Will you give every entry again exactly as it stands?

____________

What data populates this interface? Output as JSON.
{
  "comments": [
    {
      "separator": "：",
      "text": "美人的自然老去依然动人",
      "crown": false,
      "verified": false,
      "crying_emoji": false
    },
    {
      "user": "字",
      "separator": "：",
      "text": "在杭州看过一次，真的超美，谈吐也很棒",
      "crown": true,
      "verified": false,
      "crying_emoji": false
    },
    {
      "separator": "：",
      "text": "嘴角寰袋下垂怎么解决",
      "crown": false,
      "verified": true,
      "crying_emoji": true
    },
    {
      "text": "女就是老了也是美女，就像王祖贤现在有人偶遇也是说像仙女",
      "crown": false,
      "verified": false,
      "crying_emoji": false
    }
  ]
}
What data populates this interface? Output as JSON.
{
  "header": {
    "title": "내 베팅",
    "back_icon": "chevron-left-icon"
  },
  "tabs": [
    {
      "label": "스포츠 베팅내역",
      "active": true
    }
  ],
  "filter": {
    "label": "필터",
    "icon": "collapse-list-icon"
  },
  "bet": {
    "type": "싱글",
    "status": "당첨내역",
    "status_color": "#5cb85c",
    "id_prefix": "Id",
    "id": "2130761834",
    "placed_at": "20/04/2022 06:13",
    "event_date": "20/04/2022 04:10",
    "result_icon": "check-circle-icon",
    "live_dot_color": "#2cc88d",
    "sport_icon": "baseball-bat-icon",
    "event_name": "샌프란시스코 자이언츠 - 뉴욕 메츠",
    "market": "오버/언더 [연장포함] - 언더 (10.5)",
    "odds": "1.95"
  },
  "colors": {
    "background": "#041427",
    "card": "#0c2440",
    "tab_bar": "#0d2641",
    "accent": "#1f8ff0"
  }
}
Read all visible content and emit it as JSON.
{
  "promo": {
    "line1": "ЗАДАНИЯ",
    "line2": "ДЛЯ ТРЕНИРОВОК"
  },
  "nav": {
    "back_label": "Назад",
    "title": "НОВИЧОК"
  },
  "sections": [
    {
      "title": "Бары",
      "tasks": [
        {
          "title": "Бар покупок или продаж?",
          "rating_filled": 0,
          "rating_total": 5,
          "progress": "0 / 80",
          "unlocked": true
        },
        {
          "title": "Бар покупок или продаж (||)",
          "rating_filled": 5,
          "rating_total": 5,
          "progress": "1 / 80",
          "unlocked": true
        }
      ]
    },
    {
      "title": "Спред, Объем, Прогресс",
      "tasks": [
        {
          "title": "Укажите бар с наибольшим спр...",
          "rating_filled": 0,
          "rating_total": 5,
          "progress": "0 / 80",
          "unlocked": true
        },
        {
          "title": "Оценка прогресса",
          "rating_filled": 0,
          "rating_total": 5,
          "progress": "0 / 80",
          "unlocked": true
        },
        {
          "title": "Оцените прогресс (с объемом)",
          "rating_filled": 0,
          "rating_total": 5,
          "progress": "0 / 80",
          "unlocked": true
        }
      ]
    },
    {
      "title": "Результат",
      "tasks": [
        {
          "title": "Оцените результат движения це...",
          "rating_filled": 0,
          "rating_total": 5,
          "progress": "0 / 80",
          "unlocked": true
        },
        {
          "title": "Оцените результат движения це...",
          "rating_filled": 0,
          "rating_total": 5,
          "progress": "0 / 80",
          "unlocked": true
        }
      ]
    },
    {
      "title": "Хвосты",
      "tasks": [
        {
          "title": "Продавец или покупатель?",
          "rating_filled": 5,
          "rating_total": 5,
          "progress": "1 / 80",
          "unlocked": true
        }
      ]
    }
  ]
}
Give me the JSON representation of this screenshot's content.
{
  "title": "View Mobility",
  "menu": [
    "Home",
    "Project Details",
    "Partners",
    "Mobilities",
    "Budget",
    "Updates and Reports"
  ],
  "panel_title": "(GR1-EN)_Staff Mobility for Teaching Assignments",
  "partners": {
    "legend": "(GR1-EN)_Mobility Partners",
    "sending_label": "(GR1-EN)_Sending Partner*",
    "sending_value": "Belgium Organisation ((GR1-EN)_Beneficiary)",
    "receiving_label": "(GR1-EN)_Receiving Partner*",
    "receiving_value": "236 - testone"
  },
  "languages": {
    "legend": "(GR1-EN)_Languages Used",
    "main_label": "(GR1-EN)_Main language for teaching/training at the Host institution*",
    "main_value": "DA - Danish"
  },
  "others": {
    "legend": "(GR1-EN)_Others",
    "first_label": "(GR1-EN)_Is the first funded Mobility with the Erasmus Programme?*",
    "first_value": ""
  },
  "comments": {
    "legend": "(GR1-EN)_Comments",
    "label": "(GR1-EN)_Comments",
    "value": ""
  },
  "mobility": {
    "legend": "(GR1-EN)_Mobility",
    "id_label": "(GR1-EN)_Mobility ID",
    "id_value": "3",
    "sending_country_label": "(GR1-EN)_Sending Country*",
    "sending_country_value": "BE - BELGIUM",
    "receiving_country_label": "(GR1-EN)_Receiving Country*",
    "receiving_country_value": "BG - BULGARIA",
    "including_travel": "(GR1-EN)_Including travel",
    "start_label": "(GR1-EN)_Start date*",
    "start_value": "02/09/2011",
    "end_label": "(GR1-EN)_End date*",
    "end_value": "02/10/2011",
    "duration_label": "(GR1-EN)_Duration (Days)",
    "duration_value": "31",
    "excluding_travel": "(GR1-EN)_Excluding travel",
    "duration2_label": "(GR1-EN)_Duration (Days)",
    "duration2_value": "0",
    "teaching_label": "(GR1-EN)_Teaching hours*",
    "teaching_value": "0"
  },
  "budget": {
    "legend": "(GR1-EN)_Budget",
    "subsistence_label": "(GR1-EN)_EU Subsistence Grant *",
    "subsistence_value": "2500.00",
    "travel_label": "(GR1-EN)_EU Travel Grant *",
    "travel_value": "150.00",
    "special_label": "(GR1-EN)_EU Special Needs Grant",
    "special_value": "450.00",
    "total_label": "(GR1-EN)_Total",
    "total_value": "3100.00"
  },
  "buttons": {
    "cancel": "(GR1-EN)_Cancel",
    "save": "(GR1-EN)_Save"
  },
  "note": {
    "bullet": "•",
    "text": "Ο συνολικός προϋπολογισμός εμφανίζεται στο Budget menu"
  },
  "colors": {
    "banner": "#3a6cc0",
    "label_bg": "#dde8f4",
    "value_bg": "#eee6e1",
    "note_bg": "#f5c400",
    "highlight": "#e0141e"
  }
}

____________

## Answer in full
What data populates this interface? Output as JSON.
{
  "comments": [
    {
      "separator": "：",
      "text": "美人的自然老去依然动人",
      "crown": false,
      "verified": false,
      "crying_emoji": false
    },
    {
      "user": "字",
      "separator": "：",
      "text": "在杭州看过一次，真的超美，谈吐也很棒",
      "crown": true,
      "verified": false,
      "crying_emoji": false
    },
    {
      "separator": "：",
      "text": "嘴角寰袋下垂怎么解决",
      "crown": false,
      "verified": true,
      "crying_emoji": true
    },
    {
      "text": "女就是老了也是美女，就像王祖贤现在有人偶遇也是说像仙女",
      "crown": false,
      "verified": false,
      "crying_emoji": false
    }
  ]
}
What data populates this interface? Output as JSON.
{
  "header": {
    "title": "내 베팅",
    "back_icon": "chevron-left-icon"
  },
  "tabs": [
    {
      "label": "스포츠 베팅내역",
      "active": true
    }
  ],
  "filter": {
    "label": "필터",
    "icon": "collapse-list-icon"
  },
  "bet": {
    "type": "싱글",
    "status": "당첨내역",
    "status_color": "#5cb85c",
    "id_prefix": "Id",
    "id": "2130761834",
    "placed_at": "20/04/2022 06:13",
    "event_date": "20/04/2022 04:10",
    "result_icon": "check-circle-icon",
    "live_dot_color": "#2cc88d",
    "sport_icon": "baseball-bat-icon",
    "event_name": "샌프란시스코 자이언츠 - 뉴욕 메츠",
    "market": "오버/언더 [연장포함] - 언더 (10.5)",
    "odds": "1.95"
  },
  "colors": {
    "background": "#041427",
    "card": "#0c2440",
    "tab_bar": "#0d2641",
    "accent": "#1f8ff0"
  }
}
Read all visible content and emit it as JSON.
{
  "promo": {
    "line1": "ЗАДАНИЯ",
    "line2": "ДЛЯ ТРЕНИРОВОК"
  },
  "nav": {
    "back_label": "Назад",
    "title": "НОВИЧОК"
  },
  "sections": [
    {
      "title": "Бары",
      "tasks": [
        {
          "title": "Бар покупок или продаж?",
          "rating_filled": 0,
          "rating_total": 5,
          "progress": "0 / 80",
          "unlocked": true
        },
        {
          "title": "Бар покупок или продаж (||)",
          "rating_filled": 5,
          "rating_total": 5,
          "progress": "1 / 80",
          "unlocked": true
        }
      ]
    },
    {
      "title": "Спред, Объем, Прогресс",
      "tasks": [
        {
          "title": "Укажите бар с наибольшим спр...",
          "rating_filled": 0,
          "rating_total": 5,
          "progress": "0 / 80",
          "unlocked": true
        },
        {
          "title": "Оценка прогресса",
          "rating_filled": 0,
          "rating_total": 5,
          "progress": "0 / 80",
          "unlocked": true
        },
        {
          "title": "Оцените прогресс (с объемом)",
          "rating_filled": 0,
          "rating_total": 5,
          "progress": "0 / 80",
          "unlocked": true
        }
      ]
    },
    {
      "title": "Результат",
      "tasks": [
        {
          "title": "Оцените результат движения це...",
          "rating_filled": 0,
          "rating_total": 5,
          "progress": "0 / 80",
          "unlocked": true
        },
        {
          "title": "Оцените результат движения це...",
          "rating_filled": 0,
          "rating_total": 5,
          "progress": "0 / 80",
          "unlocked": true
        }
      ]
    },
    {
      "title": "Хвосты",
      "tasks": [
        {
          "title": "Продавец или покупатель?",
          "rating_filled": 5,
          "rating_total": 5,
          "progress": "1 / 80",
          "unlocked": true
        }
      ]
    }
  ]
}
Give me the JSON representation of this screenshot's content.
{
  "title": "View Mobility",
  "menu": [
    "Home",
    "Project Details",
    "Partners",
    "Mobilities",
    "Budget",
    "Updates and Reports"
  ],
  "panel_title": "(GR1-EN)_Staff Mobility for Teaching Assignments",
  "partners": {
    "legend": "(GR1-EN)_Mobility Partners",
    "sending_label": "(GR1-EN)_Sending Partner*",
    "sending_value": "Belgium Organisation ((GR1-EN)_Beneficiary)",
    "receiving_label": "(GR1-EN)_Receiving Partner*",
    "receiving_value": "236 - testone"
  },
  "languages": {
    "legend": "(GR1-EN)_Languages Used",
    "main_label": "(GR1-EN)_Main language for teaching/training at the Host institution*",
    "main_value": "DA - Danish"
  },
  "others": {
    "legend": "(GR1-EN)_Others",
    "first_label": "(GR1-EN)_Is the first funded Mobility with the Erasmus Programme?*",
    "first_value": ""
  },
  "comments": {
    "legend": "(GR1-EN)_Comments",
    "label": "(GR1-EN)_Comments",
    "value": ""
  },
  "mobility": {
    "legend": "(GR1-EN)_Mobility",
    "id_label": "(GR1-EN)_Mobility ID",
    "id_value": "3",
    "sending_country_label": "(GR1-EN)_Sending Country*",
    "sending_country_value": "BE - BELGIUM",
    "receiving_country_label": "(GR1-EN)_Receiving Country*",
    "receiving_country_value": "BG - BULGARIA",
    "including_travel": "(GR1-EN)_Including travel",
    "start_label": "(GR1-EN)_Start date*",
    "start_value": "02/09/2011",
    "end_label": "(GR1-EN)_End date*",
    "end_value": "02/10/2011",
    "duration_label": "(GR1-EN)_Duration (Days)",
    "duration_value": "31",
    "excluding_travel": "(GR1-EN)_Excluding travel",
    "duration2_label": "(GR1-EN)_Duration (Days)",
    "duration2_value": "0",
    "teaching_label": "(GR1-EN)_Teaching hours*",
    "teaching_value": "0"
  },
  "budget": {
    "legend": "(GR1-EN)_Budget",
    "subsistence_label": "(GR1-EN)_EU Subsistence Grant *",
    "subsistence_value": "2500.00",
    "travel_label": "(GR1-EN)_EU Travel Grant *",
    "travel_value": "150.00",
    "special_label": "(GR1-EN)_EU Special Needs Grant",
    "special_value": "450.00",
    "total_label": "(GR1-EN)_Total",
    "total_value": "3100.00"
  },
  "buttons": {
    "cancel": "(GR1-EN)_Cancel",
    "save": "(GR1-EN)_Save"
  },
  "note": {
    "bullet": "•",
    "text": "Ο συνολικός προϋπολογισμός εμφανίζεται στο Budget menu"
  },
  "colors": {
    "banner": "#3a6cc0",
    "label_bg": "#dde8f4",
    "value_bg": "#eee6e1",
    "note_bg": "#f5c400",
    "highlight": "#e0141e"
  }
}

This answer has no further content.